_TASK DESCRIPTION_
Write out the whole of the material exactly.

--- BEGIN MATERIAL PROVIDED ---

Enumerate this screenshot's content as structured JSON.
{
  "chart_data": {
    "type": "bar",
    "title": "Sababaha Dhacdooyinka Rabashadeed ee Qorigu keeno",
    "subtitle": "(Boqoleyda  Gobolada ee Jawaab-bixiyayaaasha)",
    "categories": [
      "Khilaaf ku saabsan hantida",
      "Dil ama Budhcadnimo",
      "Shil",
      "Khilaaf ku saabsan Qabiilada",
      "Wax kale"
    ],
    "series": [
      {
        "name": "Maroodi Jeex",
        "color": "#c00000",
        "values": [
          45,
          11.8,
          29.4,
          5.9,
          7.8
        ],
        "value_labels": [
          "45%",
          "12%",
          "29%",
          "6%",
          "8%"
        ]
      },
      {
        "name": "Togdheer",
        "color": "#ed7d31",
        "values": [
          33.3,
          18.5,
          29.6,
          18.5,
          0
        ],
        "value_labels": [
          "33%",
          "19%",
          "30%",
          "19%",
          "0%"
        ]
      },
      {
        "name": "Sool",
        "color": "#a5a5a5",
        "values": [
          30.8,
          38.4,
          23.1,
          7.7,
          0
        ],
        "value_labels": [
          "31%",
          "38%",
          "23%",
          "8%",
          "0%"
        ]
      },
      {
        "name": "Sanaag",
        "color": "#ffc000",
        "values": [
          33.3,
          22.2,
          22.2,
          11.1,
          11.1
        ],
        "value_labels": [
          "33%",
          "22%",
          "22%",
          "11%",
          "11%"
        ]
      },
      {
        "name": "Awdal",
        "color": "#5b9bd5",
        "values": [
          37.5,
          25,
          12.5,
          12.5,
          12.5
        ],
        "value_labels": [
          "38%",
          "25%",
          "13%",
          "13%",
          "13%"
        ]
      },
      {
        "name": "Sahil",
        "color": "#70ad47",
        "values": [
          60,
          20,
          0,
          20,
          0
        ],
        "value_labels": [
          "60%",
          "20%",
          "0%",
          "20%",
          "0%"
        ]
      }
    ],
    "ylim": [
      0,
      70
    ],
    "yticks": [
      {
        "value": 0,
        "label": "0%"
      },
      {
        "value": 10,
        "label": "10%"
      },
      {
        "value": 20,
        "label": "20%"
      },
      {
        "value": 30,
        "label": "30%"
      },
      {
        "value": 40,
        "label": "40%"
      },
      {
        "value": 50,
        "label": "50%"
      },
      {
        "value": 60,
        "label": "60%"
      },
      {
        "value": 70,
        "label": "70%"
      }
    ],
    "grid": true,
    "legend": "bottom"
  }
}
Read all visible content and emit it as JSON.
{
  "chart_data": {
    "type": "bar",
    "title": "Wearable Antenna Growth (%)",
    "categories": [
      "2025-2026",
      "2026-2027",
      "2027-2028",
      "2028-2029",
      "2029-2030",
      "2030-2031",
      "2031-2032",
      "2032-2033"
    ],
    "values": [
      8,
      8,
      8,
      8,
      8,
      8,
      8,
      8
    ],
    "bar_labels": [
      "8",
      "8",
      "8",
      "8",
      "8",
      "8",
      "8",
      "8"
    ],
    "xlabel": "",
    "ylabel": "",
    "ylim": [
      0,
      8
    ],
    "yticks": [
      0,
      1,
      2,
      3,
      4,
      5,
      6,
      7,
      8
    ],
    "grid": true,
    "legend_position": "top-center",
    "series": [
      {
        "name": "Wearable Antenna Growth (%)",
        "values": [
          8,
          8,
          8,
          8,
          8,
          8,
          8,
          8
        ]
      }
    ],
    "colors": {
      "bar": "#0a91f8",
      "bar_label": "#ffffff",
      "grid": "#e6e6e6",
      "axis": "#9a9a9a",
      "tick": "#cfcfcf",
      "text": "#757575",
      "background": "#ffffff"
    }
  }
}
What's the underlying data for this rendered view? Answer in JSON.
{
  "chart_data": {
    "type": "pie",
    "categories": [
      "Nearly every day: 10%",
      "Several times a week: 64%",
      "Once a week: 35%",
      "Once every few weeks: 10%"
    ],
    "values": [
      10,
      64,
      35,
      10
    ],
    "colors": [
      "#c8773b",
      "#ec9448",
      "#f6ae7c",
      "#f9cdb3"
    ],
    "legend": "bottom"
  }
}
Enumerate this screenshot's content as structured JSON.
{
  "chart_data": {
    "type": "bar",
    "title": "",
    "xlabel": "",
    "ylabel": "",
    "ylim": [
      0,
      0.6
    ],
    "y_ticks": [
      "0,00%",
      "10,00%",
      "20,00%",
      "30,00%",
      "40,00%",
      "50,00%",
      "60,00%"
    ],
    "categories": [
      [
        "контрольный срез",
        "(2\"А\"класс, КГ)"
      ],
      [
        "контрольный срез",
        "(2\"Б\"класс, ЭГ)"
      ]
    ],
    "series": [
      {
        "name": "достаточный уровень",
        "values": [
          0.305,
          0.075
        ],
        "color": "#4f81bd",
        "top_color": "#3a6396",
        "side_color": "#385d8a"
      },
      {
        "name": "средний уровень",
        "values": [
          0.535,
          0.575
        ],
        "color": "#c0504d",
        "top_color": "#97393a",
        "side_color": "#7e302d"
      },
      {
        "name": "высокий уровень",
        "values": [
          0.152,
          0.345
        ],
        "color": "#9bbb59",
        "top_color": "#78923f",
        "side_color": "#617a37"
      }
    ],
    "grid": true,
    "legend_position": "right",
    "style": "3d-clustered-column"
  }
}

--- END MATERIAL PROVIDED ---

_TASK ANSWER_
Enumerate this screenshot's content as structured JSON.
{
  "chart_data": {
    "type": "bar",
    "title": "Sababaha Dhacdooyinka Rabashadeed ee Qorigu keeno",
    "subtitle": "(Boqoleyda  Gobolada ee Jawaab-bixiyayaaasha)",
    "categories": [
      "Khilaaf ku saabsan hantida",
      "Dil ama Budhcadnimo",
      "Shil",
      "Khilaaf ku saabsan Qabiilada",
      "Wax kale"
    ],
    "series": [
      {
        "name": "Maroodi Jeex",
        "color": "#c00000",
        "values": [
          45,
          11.8,
          29.4,
          5.9,
          7.8
        ],
        "value_labels": [
          "45%",
          "12%",
          "29%",
          "6%",
          "8%"
        ]
      },
      {
        "name": "Togdheer",
        "color": "#ed7d31",
        "values": [
          33.3,
          18.5,
          29.6,
          18.5,
          0
        ],
        "value_labels": [
          "33%",
          "19%",
          "30%",
          "19%",
          "0%"
        ]
      },
      {
        "name": "Sool",
        "color": "#a5a5a5",
        "values": [
          30.8,
          38.4,
          23.1,
          7.7,
          0
        ],
        "value_labels": [
          "31%",
          "38%",
          "23%",
          "8%",
          "0%"
        ]
      },
      {
        "name": "Sanaag",
        "color": "#ffc000",
        "values": [
          33.3,
          22.2,
          22.2,
          11.1,
          11.1
        ],
        "value_labels": [
          "33%",
          "22%",
          "22%",
          "11%",
          "11%"
        ]
      },
      {
        "name": "Awdal",
        "color": "#5b9bd5",
        "values": [
          37.5,
          25,
          12.5,
          12.5,
          12.5
        ],
        "value_labels": [
          "38%",
          "25%",
          "13%",
          "13%",
          "13%"
        ]
      },
      {
        "name": "Sahil",
        "color": "#70ad47",
        "values": [
          60,
          20,
          0,
          20,
          0
        ],
        "value_labels": [
          "60%",
          "20%",
          "0%",
          "20%",
          "0%"
        ]
      }
    ],
    "ylim": [
      0,
      70
    ],
    "yticks": [
      {
        "value": 0,
        "label": "0%"
      },
      {
        "value": 10,
        "label": "10%"
      },
      {
        "value": 20,
        "label": "20%"
      },
      {
        "value": 30,
        "label": "30%"
      },
      {
        "value": 40,
        "label": "40%"
      },
      {
        "value": 50,
        "label": "50%"
      },
      {
        "value": 60,
        "label": "60%"
      },
      {
        "value": 70,
        "label": "70%"
      }
    ],
    "grid": true,
    "legend": "bottom"
  }
}
Read all visible content and emit it as JSON.
{
  "chart_data": {
    "type": "bar",
    "title": "Wearable Antenna Growth (%)",
    "categories": [
      "2025-2026",
      "2026-2027",
      "2027-2028",
      "2028-2029",
      "2029-2030",
      "2030-2031",
      "2031-2032",
      "2032-2033"
    ],
    "values": [
      8,
      8,
      8,
      8,
      8,
      8,
      8,
      8
    ],
    "bar_labels": [
      "8",
      "8",
      "8",
      "8",
      "8",
      "8",
      "8",
      "8"
    ],
    "xlabel": "",
    "ylabel": "",
    "ylim": [
      0,
      8
    ],
    "yticks": [
      0,
      1,
      2,
      3,
      4,
      5,
      6,
      7,
      8
    ],
    "grid": true,
    "legend_position": "top-center",
    "series": [
      {
        "name": "Wearable Antenna Growth (%)",
        "values": [
          8,
          8,
          8,
          8,
          8,
          8,
          8,
          8
        ]
      }
    ],
    "colors": {
      "bar": "#0a91f8",
      "bar_label": "#ffffff",
      "grid": "#e6e6e6",
      "axis": "#9a9a9a",
      "tick": "#cfcfcf",
      "text": "#757575",
      "background": "#ffffff"
    }
  }
}
What's the underlying data for this rendered view? Answer in JSON.
{
  "chart_data": {
    "type": "pie",
    "categories": [
      "Nearly every day: 10%",
      "Several times a week: 64%",
      "Once a week: 35%",
      "Once every few weeks: 10%"
    ],
    "values": [
      10,
      64,
      35,
      10
    ],
    "colors": [
      "#c8773b",
      "#ec9448",
      "#f6ae7c",
      "#f9cdb3"
    ],
    "legend": "bottom"
  }
}
Enumerate this screenshot's content as structured JSON.
{
  "chart_data": {
    "type": "bar",
    "title": "",
    "xlabel": "",
    "ylabel": "",
    "ylim": [
      0,
      0.6
    ],
    "y_ticks": [
      "0,00%",
      "10,00%",
      "20,00%",
      "30,00%",
      "40,00%",
      "50,00%",
      "60,00%"
    ],
    "categories": [
      [
        "контрольный срез",
        "(2\"А\"класс, КГ)"
      ],
      [
        "контрольный срез",
        "(2\"Б\"класс, ЭГ)"
      ]
    ],
    "series": [
      {
        "name": "достаточный уровень",
        "values": [
          0.305,
          0.075
        ],
        "color": "#4f81bd",
        "top_color": "#3a6396",
        "side_color": "#385d8a"
      },
      {
        "name": "средний уровень",
        "values": [
          0.535,
          0.575
        ],
        "color": "#c0504d",
        "top_color": "#97393a",
        "side_color": "#7e302d"
      },
      {
        "name": "высокий уровень",
        "values": [
          0.152,
          0.345
        ],
        "color": "#9bbb59",
        "top_color": "#78923f",
        "side_color": "#617a37"
      }
    ],
    "grid": true,
    "legend_position": "right",
    "style": "3d-clustered-column"
  }
}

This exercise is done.